— Begin RECORDS FOR THIS EXERCISE —

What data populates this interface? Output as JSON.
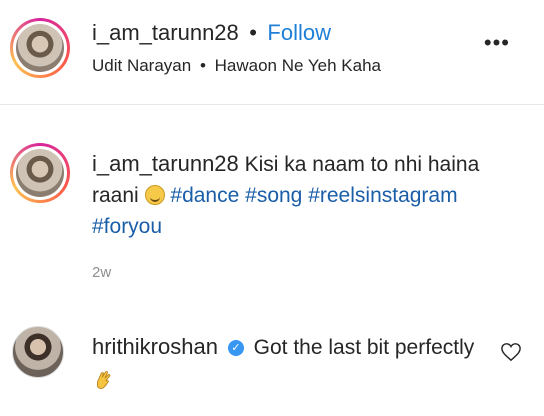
{
  "post": {
    "author": "i_am_tarunn28",
    "separator": "•",
    "follow_label": "Follow",
    "artist": "Udit Narayan",
    "song": "Hawaon Ne Yeh Kaha",
    "more_label": "•••"
  },
  "caption": {
    "author": "i_am_tarunn28",
    "text": "Kisi ka naam to nhi haina raani",
    "emoji": "smiling-face-icon",
    "hashtags": [
      "#dance",
      "#song",
      "#reelsinstagram",
      "#foryou"
    ],
    "time": "2w"
  },
  "comment": {
    "author": "hrithikroshan",
    "text": "Got the last bit perfectly",
    "emoji": "clapping-hands-icon"
  },
  "colors": {
    "follow": "#1f7fd6",
    "hashtag": "#1a5ea8",
    "verified": "#3897f0",
    "muted": "#8e8e8e"
  }
}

— End RECORDS FOR THIS EXERCISE —

*GIVEN PROBLEM*. Go through the material above and print all of it exactly, except the pictures.

*RESPONSE TO THE TASK*.
What data populates this interface? Output as JSON.
{
  "post": {
    "author": "i_am_tarunn28",
    "separator": "•",
    "follow_label": "Follow",
    "artist": "Udit Narayan",
    "song": "Hawaon Ne Yeh Kaha",
    "more_label": "•••"
  },
  "caption": {
    "author": "i_am_tarunn28",
    "text": "Kisi ka naam to nhi haina raani",
    "emoji": "smiling-face-icon",
    "hashtags": [
      "#dance",
      "#song",
      "#reelsinstagram",
      "#foryou"
    ],
    "time": "2w"
  },
  "comment": {
    "author": "hrithikroshan",
    "text": "Got the last bit perfectly",
    "emoji": "clapping-hands-icon"
  },
  "colors": {
    "follow": "#1f7fd6",
    "hashtag": "#1a5ea8",
    "verified": "#3897f0",
    "muted": "#8e8e8e"
  }
}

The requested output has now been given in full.